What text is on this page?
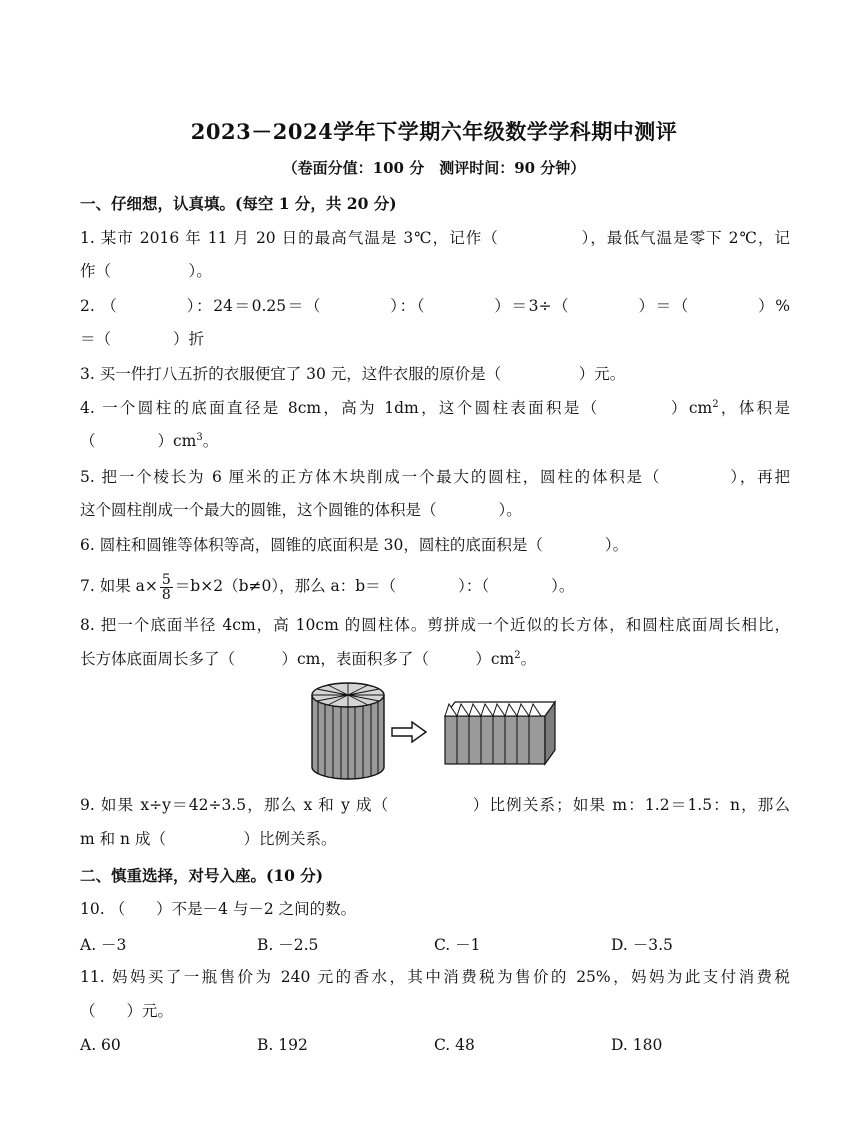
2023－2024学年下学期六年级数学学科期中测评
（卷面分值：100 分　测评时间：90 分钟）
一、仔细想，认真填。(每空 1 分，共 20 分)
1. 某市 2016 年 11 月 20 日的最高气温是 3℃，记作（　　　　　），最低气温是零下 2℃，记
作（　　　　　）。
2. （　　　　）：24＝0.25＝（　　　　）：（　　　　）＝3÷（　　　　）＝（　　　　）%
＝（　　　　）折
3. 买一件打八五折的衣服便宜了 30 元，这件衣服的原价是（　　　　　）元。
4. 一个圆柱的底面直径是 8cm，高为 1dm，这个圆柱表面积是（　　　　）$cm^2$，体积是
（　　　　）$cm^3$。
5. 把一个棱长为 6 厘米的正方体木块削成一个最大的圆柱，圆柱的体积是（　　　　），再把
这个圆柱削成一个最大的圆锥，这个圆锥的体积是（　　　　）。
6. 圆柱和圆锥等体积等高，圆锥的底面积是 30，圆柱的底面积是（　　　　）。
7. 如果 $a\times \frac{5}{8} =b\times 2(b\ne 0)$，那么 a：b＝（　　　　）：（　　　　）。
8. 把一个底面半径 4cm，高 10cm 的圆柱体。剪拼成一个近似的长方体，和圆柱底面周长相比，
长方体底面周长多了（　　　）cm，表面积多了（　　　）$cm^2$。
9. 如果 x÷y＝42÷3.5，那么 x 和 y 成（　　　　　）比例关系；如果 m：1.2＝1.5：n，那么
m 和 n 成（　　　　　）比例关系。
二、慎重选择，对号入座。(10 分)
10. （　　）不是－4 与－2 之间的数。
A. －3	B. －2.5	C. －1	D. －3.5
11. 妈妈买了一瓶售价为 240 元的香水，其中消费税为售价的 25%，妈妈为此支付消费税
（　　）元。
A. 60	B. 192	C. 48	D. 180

########

= Problem to work on =
Exclude every picture and copy the remaining data exactly.

= Full response =
What text is on this page?
2023－2024学年下学期六年级数学学科期中测评
（卷面分值：100 分　测评时间：90 分钟）
一、仔细想，认真填。(每空 1 分，共 20 分)
1. 某市 2016 年 11 月 20 日的最高气温是 3℃，记作（　　　　　），最低气温是零下 2℃，记
作（　　　　　）。
2. （　　　　）：24＝0.25＝（　　　　）：（　　　　）＝3÷（　　　　）＝（　　　　）%
＝（　　　　）折
3. 买一件打八五折的衣服便宜了 30 元，这件衣服的原价是（　　　　　）元。
4. 一个圆柱的底面直径是 8cm，高为 1dm，这个圆柱表面积是（　　　　）$cm^2$，体积是
（　　　　）$cm^3$。
5. 把一个棱长为 6 厘米的正方体木块削成一个最大的圆柱，圆柱的体积是（　　　　），再把
这个圆柱削成一个最大的圆锥，这个圆锥的体积是（　　　　）。
6. 圆柱和圆锥等体积等高，圆锥的底面积是 30，圆柱的底面积是（　　　　）。
7. 如果 $a\times \frac{5}{8} =b\times 2(b\ne 0)$，那么 a：b＝（　　　　）：（　　　　）。
8. 把一个底面半径 4cm，高 10cm 的圆柱体。剪拼成一个近似的长方体，和圆柱底面周长相比，
长方体底面周长多了（　　　）cm，表面积多了（　　　）$cm^2$。
9. 如果 x÷y＝42÷3.5，那么 x 和 y 成（　　　　　）比例关系；如果 m：1.2＝1.5：n，那么
m 和 n 成（　　　　　）比例关系。
二、慎重选择，对号入座。(10 分)
10. （　　）不是－4 与－2 之间的数。
A. －3	B. －2.5	C. －1	D. －3.5
11. 妈妈买了一瓶售价为 240 元的香水，其中消费税为售价的 25%，妈妈为此支付消费税
（　　）元。
A. 60	B. 192	C. 48	D. 180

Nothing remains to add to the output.